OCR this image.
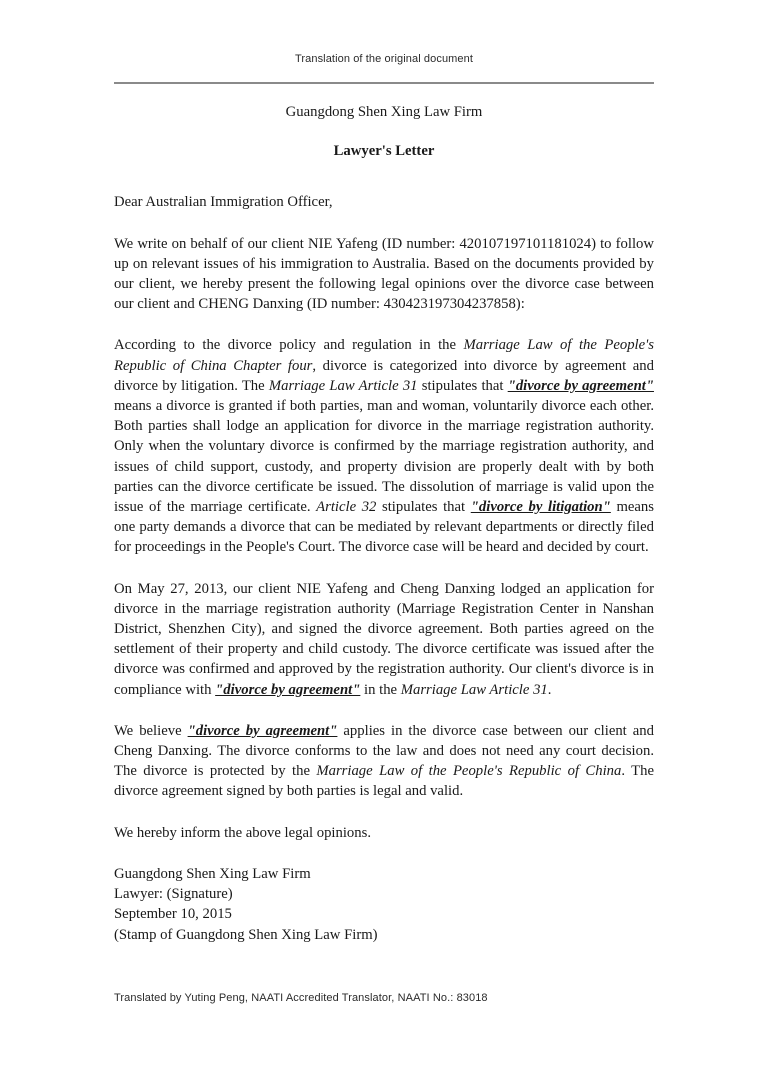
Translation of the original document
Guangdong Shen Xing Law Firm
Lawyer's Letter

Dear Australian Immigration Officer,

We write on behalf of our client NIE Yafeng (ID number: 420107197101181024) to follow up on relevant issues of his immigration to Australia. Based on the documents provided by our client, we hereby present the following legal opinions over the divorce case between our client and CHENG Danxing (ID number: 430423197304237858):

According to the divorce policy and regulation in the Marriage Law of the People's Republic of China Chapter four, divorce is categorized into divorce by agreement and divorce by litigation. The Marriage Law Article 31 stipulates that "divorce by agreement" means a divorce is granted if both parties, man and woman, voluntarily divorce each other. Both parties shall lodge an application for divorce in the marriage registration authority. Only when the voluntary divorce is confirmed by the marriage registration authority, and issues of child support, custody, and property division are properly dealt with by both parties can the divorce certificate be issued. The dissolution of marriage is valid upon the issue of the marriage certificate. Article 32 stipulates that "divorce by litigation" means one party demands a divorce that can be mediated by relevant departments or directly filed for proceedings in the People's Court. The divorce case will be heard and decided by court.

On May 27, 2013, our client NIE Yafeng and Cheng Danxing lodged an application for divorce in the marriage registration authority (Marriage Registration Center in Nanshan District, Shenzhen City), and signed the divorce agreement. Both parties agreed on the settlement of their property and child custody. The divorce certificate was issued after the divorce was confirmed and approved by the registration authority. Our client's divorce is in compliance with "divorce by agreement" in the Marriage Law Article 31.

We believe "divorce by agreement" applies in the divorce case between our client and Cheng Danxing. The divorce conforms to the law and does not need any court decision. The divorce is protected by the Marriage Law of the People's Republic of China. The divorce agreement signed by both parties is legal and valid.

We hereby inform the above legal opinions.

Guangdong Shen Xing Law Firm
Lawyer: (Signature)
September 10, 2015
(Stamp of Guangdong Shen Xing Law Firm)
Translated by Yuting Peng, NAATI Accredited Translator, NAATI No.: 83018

### Given problem
Reproduce every line exactly and omit all pictures.

### Final answer
OCR this image.
Translation of the original document
Guangdong Shen Xing Law Firm
Lawyer's Letter

Dear Australian Immigration Officer,

We write on behalf of our client NIE Yafeng (ID number: 420107197101181024) to follow up on relevant issues of his immigration to Australia. Based on the documents provided by our client, we hereby present the following legal opinions over the divorce case between our client and CHENG Danxing (ID number: 430423197304237858):

According to the divorce policy and regulation in the Marriage Law of the People's Republic of China Chapter four, divorce is categorized into divorce by agreement and divorce by litigation. The Marriage Law Article 31 stipulates that "divorce by agreement" means a divorce is granted if both parties, man and woman, voluntarily divorce each other. Both parties shall lodge an application for divorce in the marriage registration authority. Only when the voluntary divorce is confirmed by the marriage registration authority, and issues of child support, custody, and property division are properly dealt with by both parties can the divorce certificate be issued. The dissolution of marriage is valid upon the issue of the marriage certificate. Article 32 stipulates that "divorce by litigation" means one party demands a divorce that can be mediated by relevant departments or directly filed for proceedings in the People's Court. The divorce case will be heard and decided by court.

On May 27, 2013, our client NIE Yafeng and Cheng Danxing lodged an application for divorce in the marriage registration authority (Marriage Registration Center in Nanshan District, Shenzhen City), and signed the divorce agreement. Both parties agreed on the settlement of their property and child custody. The divorce certificate was issued after the divorce was confirmed and approved by the registration authority. Our client's divorce is in compliance with "divorce by agreement" in the Marriage Law Article 31.

We believe "divorce by agreement" applies in the divorce case between our client and Cheng Danxing. The divorce conforms to the law and does not need any court decision. The divorce is protected by the Marriage Law of the People's Republic of China. The divorce agreement signed by both parties is legal and valid.

We hereby inform the above legal opinions.

Guangdong Shen Xing Law Firm
Lawyer: (Signature)
September 10, 2015
(Stamp of Guangdong Shen Xing Law Firm)
Translated by Yuting Peng, NAATI Accredited Translator, NAATI No.: 83018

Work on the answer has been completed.